-- Records to use --

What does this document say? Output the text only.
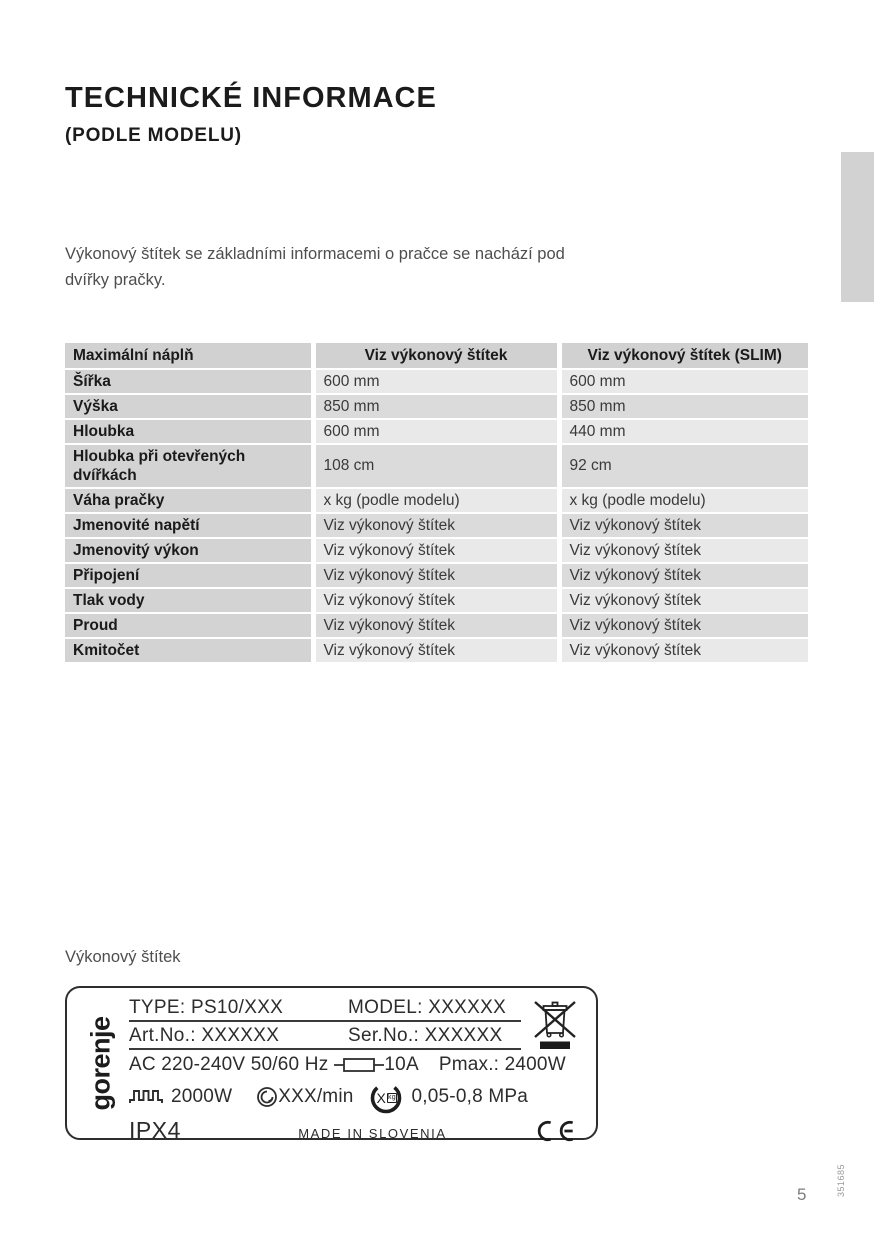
TECHNICKÉ INFORMACE
(PODLE MODELU)

Výkonový štítek se základními informacemi o pračce se nachází pod dvířky pračky.

Maximální náplň	Viz výkonový štítek	Viz výkonový štítek (SLIM)
Šířka	600 mm	600 mm
Výška	850 mm	850 mm
Hloubka	600 mm	440 mm
Hloubka při otevřených dvířkách	108 cm	92 cm
Váha pračky	x kg (podle modelu)	x kg (podle modelu)
Jmenovité napětí	Viz výkonový štítek	Viz výkonový štítek
Jmenovitý výkon	Viz výkonový štítek	Viz výkonový štítek
Připojení	Viz výkonový štítek	Viz výkonový štítek
Tlak vody	Viz výkonový štítek	Viz výkonový štítek
Proud	Viz výkonový štítek	Viz výkonový štítek
Kmitočet	Viz výkonový štítek	Viz výkonový štítek
Výkonový štítek
gorenje
TYPE: PS10/XXX	MODEL: XXXXXX
Art.No.: XXXXXX	Ser.No.: XXXXXX
AC 220-240V 50/60 Hz	10A Pmax.: 2400W
2000W XXX/min X kg 0,05-0,8 MPa
IPX4	MADE IN SLOVENIA
5	351685
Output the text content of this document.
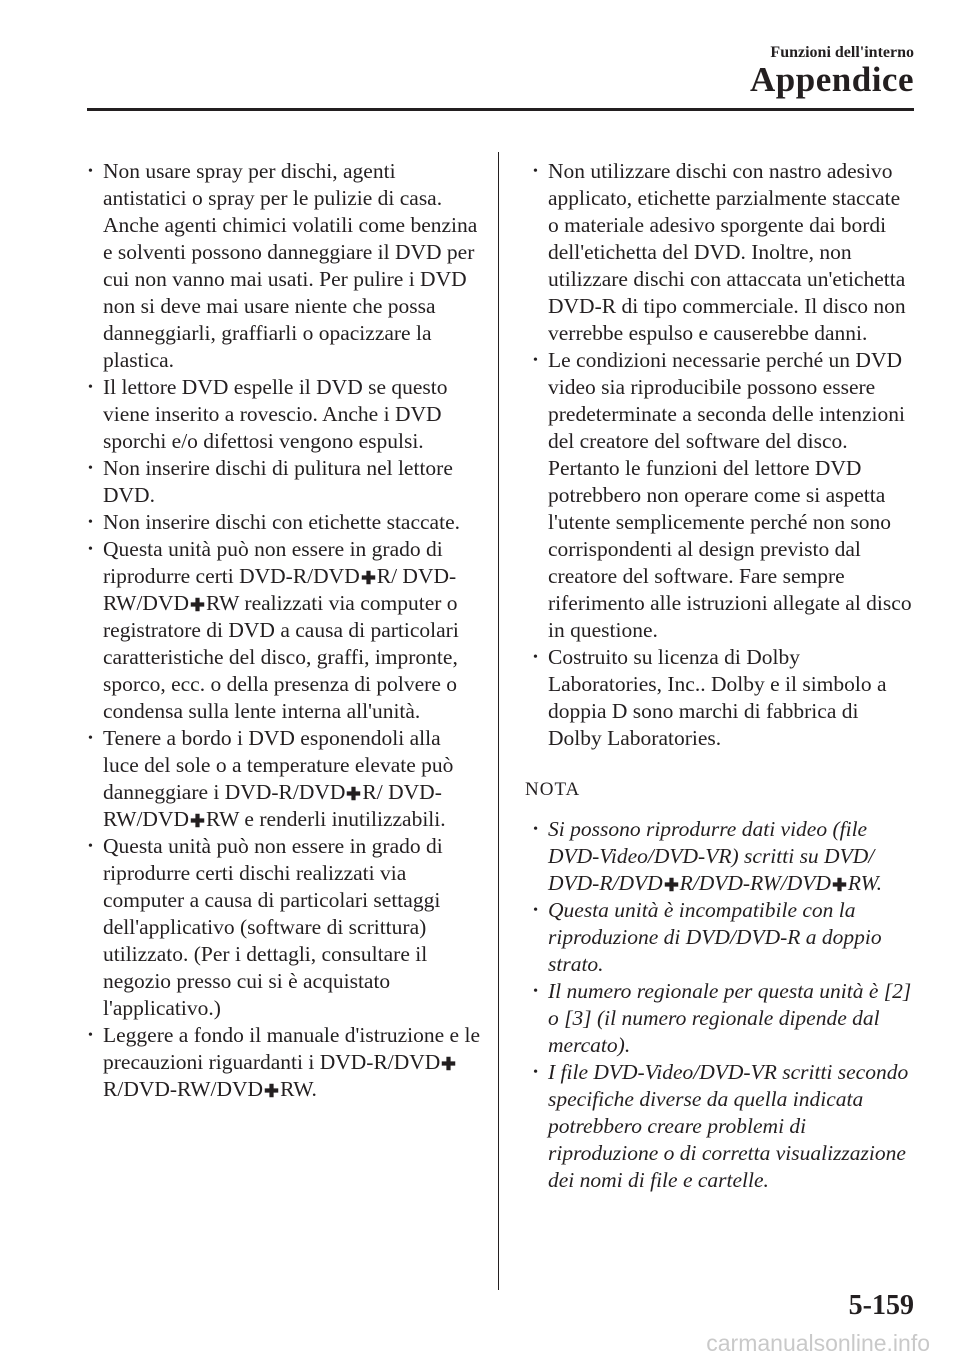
Funzioni dell'interno
Appendice
• Non usare spray per dischi, agenti antistatici o spray per le pulizie di casa. Anche agenti chimici volatili come benzina e solventi possono danneggiare il DVD per cui non vanno mai usati. Per pulire i DVD non si deve mai usare niente che possa danneggiarli, graffiarli o opacizzare la plastica.
• Il lettore DVD espelle il DVD se questo viene inserito a rovescio. Anche i DVD sporchi e/o difettosi vengono espulsi.
• Non inserire dischi di pulitura nel lettore DVD.
• Non inserire dischi con etichette staccate.
• Questa unità può non essere in grado di riprodurre certi DVD-R/DVD R/ DVD-RW/DVD RW realizzati via computer o registratore di DVD a causa di particolari caratteristiche del disco, graffi, impronte, sporco, ecc. o della presenza di polvere o condensa sulla lente interna all'unità.
• Tenere a bordo i DVD esponendoli alla luce del sole o a temperature elevate può danneggiare i DVD-R/DVD R/ DVD-RW/DVD RW e renderli inutilizzabili.
• Questa unità può non essere in grado di riprodurre certi dischi realizzati via computer a causa di particolari settaggi dell'applicativo (software di scrittura) utilizzato. (Per i dettagli, consultare il negozio presso cui si è acquistato l'applicativo.)
• Leggere a fondo il manuale d'istruzione e le precauzioni riguardanti i DVD-R/DVDR/DVD-RW/DVD RW.
• Non utilizzare dischi con nastro adesivo applicato, etichette parzialmente staccate o materiale adesivo sporgente dai bordi dell'etichetta del DVD. Inoltre, non utilizzare dischi con attaccata un'etichetta DVD-R di tipo commerciale. Il disco non verrebbe espulso e causerebbe danni.
• Le condizioni necessarie perché un DVD video sia riproducibile possono essere predeterminate a seconda delle intenzioni del creatore del software del disco. Pertanto le funzioni del lettore DVD potrebbero non operare come si aspetta l'utente semplicemente perché non sono corrispondenti al design previsto dal creatore del software. Fare sempre riferimento alle istruzioni allegate al disco in questione.
• Costruito su licenza di Dolby Laboratories, Inc.. Dolby e il simbolo a doppia D sono marchi di fabbrica di Dolby Laboratories.
NOTA
• Si possono riprodurre dati video (file DVD-Video/DVD-VR) scritti su DVD/ DVD-R/DVD R/DVD-RW/DVD RW.
• Questa unità è incompatibile con la riproduzione di DVD/DVD-R a doppio strato.
• Il numero regionale per questa unità è [2] o [3] (il numero regionale dipende dal mercato).
• I file DVD-Video/DVD-VR scritti secondo specifiche diverse da quella indicata potrebbero creare problemi di riproduzione o di corretta visualizzazione dei nomi di file e cartelle.
5-159
carmanualsonline.info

-- What you will do --
Quote the full listing above word for word; exclude every picture from the copy.

-- Exercise solution --
What does this document say? Output the text only.
TECHNICKÉ INFORMACE
(PODLE MODELU)

Výkonový štítek se základními informacemi o pračce se nachází pod dvířky pračky.

Maximální náplň	Viz výkonový štítek	Viz výkonový štítek (SLIM)
Šířka	600 mm	600 mm
Výška	850 mm	850 mm
Hloubka	600 mm	440 mm
Hloubka při otevřených dvířkách	108 cm	92 cm
Váha pračky	x kg (podle modelu)	x kg (podle modelu)
Jmenovité napětí	Viz výkonový štítek	Viz výkonový štítek
Jmenovitý výkon	Viz výkonový štítek	Viz výkonový štítek
Připojení	Viz výkonový štítek	Viz výkonový štítek
Tlak vody	Viz výkonový štítek	Viz výkonový štítek
Proud	Viz výkonový štítek	Viz výkonový štítek
Kmitočet	Viz výkonový štítek	Viz výkonový štítek
Výkonový štítek
gorenje
TYPE: PS10/XXX	MODEL: XXXXXX
Art.No.: XXXXXX	Ser.No.: XXXXXX
AC 220-240V 50/60 Hz	10A Pmax.: 2400W
2000W XXX/min X kg 0,05-0,8 MPa
IPX4	MADE IN SLOVENIA
5	351685
Output the text content of this document.
Funzioni dell'interno
Appendice
• Non usare spray per dischi, agenti antistatici o spray per le pulizie di casa. Anche agenti chimici volatili come benzina e solventi possono danneggiare il DVD per cui non vanno mai usati. Per pulire i DVD non si deve mai usare niente che possa danneggiarli, graffiarli o opacizzare la plastica.
• Il lettore DVD espelle il DVD se questo viene inserito a rovescio. Anche i DVD sporchi e/o difettosi vengono espulsi.
• Non inserire dischi di pulitura nel lettore DVD.
• Non inserire dischi con etichette staccate.
• Questa unità può non essere in grado di riprodurre certi DVD-R/DVD R/ DVD-RW/DVD RW realizzati via computer o registratore di DVD a causa di particolari caratteristiche del disco, graffi, impronte, sporco, ecc. o della presenza di polvere o condensa sulla lente interna all'unità.
• Tenere a bordo i DVD esponendoli alla luce del sole o a temperature elevate può danneggiare i DVD-R/DVD R/ DVD-RW/DVD RW e renderli inutilizzabili.
• Questa unità può non essere in grado di riprodurre certi dischi realizzati via computer a causa di particolari settaggi dell'applicativo (software di scrittura) utilizzato. (Per i dettagli, consultare il negozio presso cui si è acquistato l'applicativo.)
• Leggere a fondo il manuale d'istruzione e le precauzioni riguardanti i DVD-R/DVDR/DVD-RW/DVD RW.
• Non utilizzare dischi con nastro adesivo applicato, etichette parzialmente staccate o materiale adesivo sporgente dai bordi dell'etichetta del DVD. Inoltre, non utilizzare dischi con attaccata un'etichetta DVD-R di tipo commerciale. Il disco non verrebbe espulso e causerebbe danni.
• Le condizioni necessarie perché un DVD video sia riproducibile possono essere predeterminate a seconda delle intenzioni del creatore del software del disco. Pertanto le funzioni del lettore DVD potrebbero non operare come si aspetta l'utente semplicemente perché non sono corrispondenti al design previsto dal creatore del software. Fare sempre riferimento alle istruzioni allegate al disco in questione.
• Costruito su licenza di Dolby Laboratories, Inc.. Dolby e il simbolo a doppia D sono marchi di fabbrica di Dolby Laboratories.
NOTA
• Si possono riprodurre dati video (file DVD-Video/DVD-VR) scritti su DVD/ DVD-R/DVD R/DVD-RW/DVD RW.
• Questa unità è incompatibile con la riproduzione di DVD/DVD-R a doppio strato.
• Il numero regionale per questa unità è [2] o [3] (il numero regionale dipende dal mercato).
• I file DVD-Video/DVD-VR scritti secondo specifiche diverse da quella indicata potrebbero creare problemi di riproduzione o di corretta visualizzazione dei nomi di file e cartelle.
5-159
carmanualsonline.info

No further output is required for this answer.